* START Excerpted data *

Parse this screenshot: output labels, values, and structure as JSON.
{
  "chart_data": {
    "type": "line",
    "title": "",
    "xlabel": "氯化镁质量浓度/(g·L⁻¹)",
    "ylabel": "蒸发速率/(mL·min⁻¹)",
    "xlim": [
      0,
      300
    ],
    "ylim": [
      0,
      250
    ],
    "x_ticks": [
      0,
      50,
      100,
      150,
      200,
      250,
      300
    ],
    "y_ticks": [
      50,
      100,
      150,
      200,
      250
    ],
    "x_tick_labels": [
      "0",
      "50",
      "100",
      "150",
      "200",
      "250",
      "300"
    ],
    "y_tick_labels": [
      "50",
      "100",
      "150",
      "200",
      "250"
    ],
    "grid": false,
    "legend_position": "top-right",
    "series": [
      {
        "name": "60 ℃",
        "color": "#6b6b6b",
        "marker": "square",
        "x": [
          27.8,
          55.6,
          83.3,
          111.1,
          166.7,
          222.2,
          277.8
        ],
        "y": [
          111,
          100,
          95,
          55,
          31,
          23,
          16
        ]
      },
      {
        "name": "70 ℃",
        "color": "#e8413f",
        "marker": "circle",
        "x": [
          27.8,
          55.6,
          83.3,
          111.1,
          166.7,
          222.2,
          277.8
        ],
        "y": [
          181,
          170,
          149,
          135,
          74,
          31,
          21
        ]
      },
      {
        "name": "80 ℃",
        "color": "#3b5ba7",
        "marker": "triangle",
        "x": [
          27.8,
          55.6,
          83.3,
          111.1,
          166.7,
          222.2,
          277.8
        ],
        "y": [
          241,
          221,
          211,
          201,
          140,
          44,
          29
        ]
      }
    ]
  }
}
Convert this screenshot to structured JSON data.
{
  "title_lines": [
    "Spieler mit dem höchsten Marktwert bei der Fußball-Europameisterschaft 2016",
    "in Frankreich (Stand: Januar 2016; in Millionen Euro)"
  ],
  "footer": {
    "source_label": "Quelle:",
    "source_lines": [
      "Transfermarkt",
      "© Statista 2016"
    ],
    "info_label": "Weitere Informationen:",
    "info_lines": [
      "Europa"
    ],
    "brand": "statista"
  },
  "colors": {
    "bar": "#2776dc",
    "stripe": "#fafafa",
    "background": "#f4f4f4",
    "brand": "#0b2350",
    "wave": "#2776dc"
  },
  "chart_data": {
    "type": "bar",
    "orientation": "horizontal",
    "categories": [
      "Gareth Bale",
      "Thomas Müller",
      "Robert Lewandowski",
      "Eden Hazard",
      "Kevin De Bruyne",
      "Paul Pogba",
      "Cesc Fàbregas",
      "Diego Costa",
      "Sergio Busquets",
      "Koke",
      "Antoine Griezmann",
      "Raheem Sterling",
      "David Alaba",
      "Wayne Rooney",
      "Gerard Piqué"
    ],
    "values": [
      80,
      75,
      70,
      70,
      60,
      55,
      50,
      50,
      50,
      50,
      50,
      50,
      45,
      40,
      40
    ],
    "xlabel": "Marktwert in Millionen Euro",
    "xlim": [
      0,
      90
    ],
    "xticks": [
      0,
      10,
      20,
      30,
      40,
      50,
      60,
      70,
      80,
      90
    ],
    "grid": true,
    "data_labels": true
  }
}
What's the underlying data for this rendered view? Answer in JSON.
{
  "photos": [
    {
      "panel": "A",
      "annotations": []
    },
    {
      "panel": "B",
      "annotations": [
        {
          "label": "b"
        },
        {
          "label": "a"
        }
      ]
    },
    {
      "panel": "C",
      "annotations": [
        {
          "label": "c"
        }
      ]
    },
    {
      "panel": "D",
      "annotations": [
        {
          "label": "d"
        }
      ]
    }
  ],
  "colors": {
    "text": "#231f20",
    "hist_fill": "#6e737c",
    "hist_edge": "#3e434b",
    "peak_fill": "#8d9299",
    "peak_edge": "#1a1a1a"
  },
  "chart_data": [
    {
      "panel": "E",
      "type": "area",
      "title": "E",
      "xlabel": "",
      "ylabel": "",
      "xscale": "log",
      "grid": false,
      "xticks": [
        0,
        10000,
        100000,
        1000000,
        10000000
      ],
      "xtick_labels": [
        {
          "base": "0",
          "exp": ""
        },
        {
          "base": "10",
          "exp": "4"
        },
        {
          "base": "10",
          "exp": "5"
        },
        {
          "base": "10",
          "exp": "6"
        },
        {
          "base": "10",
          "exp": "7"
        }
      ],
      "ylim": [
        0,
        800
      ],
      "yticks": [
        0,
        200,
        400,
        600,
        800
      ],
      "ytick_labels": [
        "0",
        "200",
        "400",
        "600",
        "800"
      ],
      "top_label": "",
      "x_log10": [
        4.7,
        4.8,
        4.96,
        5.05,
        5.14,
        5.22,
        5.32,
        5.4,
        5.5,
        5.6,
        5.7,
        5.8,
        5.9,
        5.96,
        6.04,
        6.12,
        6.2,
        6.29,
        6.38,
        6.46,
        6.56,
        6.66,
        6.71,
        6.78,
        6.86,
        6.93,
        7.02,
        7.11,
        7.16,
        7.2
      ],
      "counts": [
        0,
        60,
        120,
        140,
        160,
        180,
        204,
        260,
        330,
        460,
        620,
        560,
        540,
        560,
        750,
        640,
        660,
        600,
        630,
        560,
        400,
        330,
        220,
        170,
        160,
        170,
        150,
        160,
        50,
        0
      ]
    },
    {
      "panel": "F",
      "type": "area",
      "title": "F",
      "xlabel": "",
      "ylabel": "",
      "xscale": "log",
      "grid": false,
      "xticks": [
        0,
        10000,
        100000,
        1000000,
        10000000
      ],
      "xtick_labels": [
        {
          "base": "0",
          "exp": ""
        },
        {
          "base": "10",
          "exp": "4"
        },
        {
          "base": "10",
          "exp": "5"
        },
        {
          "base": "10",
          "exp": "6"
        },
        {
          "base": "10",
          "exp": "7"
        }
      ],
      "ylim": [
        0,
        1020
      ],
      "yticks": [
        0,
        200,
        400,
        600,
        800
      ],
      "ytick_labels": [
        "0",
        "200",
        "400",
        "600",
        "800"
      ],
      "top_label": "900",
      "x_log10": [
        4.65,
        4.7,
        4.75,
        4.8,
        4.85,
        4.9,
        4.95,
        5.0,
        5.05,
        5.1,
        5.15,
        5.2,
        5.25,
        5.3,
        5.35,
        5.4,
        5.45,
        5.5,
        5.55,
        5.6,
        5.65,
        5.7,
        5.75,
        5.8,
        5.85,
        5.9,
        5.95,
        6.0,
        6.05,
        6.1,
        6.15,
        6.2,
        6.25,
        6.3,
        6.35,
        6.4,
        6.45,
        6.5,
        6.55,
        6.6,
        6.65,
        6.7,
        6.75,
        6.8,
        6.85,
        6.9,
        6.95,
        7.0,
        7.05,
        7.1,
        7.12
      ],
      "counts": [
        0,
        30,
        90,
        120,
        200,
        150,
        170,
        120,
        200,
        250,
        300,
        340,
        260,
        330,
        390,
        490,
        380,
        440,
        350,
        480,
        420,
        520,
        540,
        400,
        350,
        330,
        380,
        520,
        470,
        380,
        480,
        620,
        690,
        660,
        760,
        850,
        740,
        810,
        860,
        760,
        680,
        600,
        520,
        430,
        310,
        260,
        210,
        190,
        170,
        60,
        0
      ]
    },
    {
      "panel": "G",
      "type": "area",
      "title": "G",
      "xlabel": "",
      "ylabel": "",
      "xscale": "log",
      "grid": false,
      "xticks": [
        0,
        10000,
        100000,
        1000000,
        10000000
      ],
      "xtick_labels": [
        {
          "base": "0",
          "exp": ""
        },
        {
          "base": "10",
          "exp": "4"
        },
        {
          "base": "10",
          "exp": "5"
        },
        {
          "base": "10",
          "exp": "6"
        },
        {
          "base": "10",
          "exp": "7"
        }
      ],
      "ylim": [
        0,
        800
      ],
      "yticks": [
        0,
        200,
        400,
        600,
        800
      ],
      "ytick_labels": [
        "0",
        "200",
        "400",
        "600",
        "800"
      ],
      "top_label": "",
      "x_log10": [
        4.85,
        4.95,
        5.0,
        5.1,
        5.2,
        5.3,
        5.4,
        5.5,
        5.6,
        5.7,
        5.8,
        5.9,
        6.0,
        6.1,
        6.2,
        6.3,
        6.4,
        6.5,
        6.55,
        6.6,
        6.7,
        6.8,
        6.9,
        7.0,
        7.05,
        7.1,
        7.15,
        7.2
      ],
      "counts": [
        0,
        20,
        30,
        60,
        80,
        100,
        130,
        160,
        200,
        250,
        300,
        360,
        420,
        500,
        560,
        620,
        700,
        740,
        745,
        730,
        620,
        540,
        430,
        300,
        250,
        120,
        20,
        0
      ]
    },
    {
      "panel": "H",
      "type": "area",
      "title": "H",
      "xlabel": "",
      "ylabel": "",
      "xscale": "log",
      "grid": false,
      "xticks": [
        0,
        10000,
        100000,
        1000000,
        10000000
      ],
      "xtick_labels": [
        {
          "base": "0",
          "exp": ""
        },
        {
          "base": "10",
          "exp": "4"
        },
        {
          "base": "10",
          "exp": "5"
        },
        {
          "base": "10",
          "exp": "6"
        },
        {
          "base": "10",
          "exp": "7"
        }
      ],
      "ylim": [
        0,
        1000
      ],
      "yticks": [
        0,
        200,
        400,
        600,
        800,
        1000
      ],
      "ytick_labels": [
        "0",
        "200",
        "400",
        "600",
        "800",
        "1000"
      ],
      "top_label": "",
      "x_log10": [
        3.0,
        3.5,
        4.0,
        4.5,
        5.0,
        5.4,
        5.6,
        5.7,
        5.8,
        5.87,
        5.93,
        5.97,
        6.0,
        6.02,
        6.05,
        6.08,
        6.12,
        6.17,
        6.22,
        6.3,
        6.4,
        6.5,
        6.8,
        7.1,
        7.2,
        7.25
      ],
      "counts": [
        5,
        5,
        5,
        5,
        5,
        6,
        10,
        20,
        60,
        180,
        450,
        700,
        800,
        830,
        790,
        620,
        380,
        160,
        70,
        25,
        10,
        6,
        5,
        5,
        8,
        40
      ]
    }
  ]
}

* END Excerpted data *

What is being asked →
Find the lines holding "Millionen" and list every one.

Solution to this problem →
    "in Frankreich (Stand: Januar 2016; in Millionen Euro)"
    "xlabel": "Marktwert in Millionen Euro",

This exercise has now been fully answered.